Data items
_ _ _ _ _ _ _

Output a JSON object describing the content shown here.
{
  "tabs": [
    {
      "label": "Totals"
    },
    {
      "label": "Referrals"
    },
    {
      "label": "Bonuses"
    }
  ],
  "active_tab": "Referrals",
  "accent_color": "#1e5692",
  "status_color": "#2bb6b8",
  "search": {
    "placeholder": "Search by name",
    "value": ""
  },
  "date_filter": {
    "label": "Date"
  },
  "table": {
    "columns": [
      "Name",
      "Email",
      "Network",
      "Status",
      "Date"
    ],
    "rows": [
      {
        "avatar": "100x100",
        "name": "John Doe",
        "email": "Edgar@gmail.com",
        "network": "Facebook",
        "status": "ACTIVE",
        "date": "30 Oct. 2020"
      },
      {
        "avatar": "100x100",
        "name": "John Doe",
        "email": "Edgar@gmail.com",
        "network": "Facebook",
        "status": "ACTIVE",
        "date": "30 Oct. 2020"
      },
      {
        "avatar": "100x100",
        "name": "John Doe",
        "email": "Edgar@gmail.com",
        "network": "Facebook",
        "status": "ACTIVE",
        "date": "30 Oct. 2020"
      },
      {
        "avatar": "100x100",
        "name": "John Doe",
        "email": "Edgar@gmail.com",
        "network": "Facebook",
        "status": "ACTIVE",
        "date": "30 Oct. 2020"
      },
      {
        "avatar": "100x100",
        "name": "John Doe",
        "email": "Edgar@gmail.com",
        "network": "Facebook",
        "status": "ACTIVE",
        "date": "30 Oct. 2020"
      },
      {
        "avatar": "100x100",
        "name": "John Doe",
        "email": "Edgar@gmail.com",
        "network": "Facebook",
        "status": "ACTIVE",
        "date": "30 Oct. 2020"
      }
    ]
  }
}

_ _ _ _ _ _ _

* _Goal_
The records above must be repeated exactly, every one of them.

* _Task result_
Output a JSON object describing the content shown here.
{
  "tabs": [
    {
      "label": "Totals"
    },
    {
      "label": "Referrals"
    },
    {
      "label": "Bonuses"
    }
  ],
  "active_tab": "Referrals",
  "accent_color": "#1e5692",
  "status_color": "#2bb6b8",
  "search": {
    "placeholder": "Search by name",
    "value": ""
  },
  "date_filter": {
    "label": "Date"
  },
  "table": {
    "columns": [
      "Name",
      "Email",
      "Network",
      "Status",
      "Date"
    ],
    "rows": [
      {
        "avatar": "100x100",
        "name": "John Doe",
        "email": "Edgar@gmail.com",
        "network": "Facebook",
        "status": "ACTIVE",
        "date": "30 Oct. 2020"
      },
      {
        "avatar": "100x100",
        "name": "John Doe",
        "email": "Edgar@gmail.com",
        "network": "Facebook",
        "status": "ACTIVE",
        "date": "30 Oct. 2020"
      },
      {
        "avatar": "100x100",
        "name": "John Doe",
        "email": "Edgar@gmail.com",
        "network": "Facebook",
        "status": "ACTIVE",
        "date": "30 Oct. 2020"
      },
      {
        "avatar": "100x100",
        "name": "John Doe",
        "email": "Edgar@gmail.com",
        "network": "Facebook",
        "status": "ACTIVE",
        "date": "30 Oct. 2020"
      },
      {
        "avatar": "100x100",
        "name": "John Doe",
        "email": "Edgar@gmail.com",
        "network": "Facebook",
        "status": "ACTIVE",
        "date": "30 Oct. 2020"
      },
      {
        "avatar": "100x100",
        "name": "John Doe",
        "email": "Edgar@gmail.com",
        "network": "Facebook",
        "status": "ACTIVE",
        "date": "30 Oct. 2020"
      }
    ]
  }
}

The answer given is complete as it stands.